▸ **Exercise aim**:
Look over the lines below. Report each one that includes the string "formal".

[Records contained in a dataset]
◇ ◇ ◇
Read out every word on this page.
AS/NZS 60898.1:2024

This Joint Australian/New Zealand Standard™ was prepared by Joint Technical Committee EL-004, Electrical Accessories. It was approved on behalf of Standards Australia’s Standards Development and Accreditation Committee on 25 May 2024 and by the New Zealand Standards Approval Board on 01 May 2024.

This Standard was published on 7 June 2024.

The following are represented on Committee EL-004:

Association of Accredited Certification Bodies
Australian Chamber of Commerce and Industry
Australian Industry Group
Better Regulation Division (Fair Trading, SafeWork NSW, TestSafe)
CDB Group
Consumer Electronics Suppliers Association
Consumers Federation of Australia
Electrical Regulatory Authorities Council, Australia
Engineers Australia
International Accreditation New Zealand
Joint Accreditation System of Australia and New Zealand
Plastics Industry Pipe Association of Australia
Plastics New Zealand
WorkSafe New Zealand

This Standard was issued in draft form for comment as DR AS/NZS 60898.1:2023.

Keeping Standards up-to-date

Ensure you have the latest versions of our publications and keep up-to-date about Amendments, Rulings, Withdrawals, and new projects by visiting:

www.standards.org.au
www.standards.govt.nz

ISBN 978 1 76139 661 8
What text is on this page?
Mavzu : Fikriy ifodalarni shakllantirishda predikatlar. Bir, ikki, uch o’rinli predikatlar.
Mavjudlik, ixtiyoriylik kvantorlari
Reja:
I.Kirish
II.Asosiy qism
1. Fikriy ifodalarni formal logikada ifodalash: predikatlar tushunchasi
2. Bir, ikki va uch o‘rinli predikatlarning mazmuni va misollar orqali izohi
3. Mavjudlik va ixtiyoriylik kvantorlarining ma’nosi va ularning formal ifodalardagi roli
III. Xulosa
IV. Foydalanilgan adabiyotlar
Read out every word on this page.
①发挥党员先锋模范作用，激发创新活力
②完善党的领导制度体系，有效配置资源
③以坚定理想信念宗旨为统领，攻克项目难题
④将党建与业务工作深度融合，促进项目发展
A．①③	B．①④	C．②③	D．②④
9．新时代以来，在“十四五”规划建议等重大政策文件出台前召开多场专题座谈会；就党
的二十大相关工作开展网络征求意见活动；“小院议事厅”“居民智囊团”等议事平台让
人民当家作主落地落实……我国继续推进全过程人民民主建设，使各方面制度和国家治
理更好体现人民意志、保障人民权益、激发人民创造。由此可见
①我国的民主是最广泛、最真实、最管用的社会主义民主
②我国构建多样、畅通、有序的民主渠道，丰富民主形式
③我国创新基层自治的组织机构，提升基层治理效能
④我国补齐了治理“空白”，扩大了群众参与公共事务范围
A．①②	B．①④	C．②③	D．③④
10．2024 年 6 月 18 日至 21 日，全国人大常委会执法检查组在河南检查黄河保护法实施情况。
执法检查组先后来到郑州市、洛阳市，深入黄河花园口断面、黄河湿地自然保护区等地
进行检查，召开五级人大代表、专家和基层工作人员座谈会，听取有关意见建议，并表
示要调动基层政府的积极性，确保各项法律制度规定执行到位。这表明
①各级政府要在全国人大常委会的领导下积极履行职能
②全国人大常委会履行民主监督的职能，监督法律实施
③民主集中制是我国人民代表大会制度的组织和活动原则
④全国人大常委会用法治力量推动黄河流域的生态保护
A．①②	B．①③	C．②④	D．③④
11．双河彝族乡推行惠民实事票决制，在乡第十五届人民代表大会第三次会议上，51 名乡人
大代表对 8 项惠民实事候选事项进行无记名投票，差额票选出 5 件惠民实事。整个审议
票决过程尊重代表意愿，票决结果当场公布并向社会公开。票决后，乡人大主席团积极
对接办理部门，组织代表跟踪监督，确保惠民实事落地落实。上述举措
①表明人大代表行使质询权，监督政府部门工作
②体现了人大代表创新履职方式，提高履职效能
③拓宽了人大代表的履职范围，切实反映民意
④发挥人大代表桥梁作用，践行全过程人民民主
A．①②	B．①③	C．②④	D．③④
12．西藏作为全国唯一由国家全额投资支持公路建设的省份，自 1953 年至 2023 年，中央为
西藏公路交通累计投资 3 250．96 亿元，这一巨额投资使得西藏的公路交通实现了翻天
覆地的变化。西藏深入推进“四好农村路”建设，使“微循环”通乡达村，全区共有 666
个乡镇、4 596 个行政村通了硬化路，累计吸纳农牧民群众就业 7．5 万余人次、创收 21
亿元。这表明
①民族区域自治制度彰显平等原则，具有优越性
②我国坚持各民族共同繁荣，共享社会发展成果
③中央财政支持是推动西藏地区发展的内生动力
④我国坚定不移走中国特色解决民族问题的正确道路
◇ ◇ ◇
▸ **Answer for this exercise**:
1. Fikriy ifodalarni formal logikada ifodalash: predikatlar tushunchasi
3. Mavjudlik va ixtiyoriylik kvantorlarining ma’nosi va ularning formal ifodalardagi roli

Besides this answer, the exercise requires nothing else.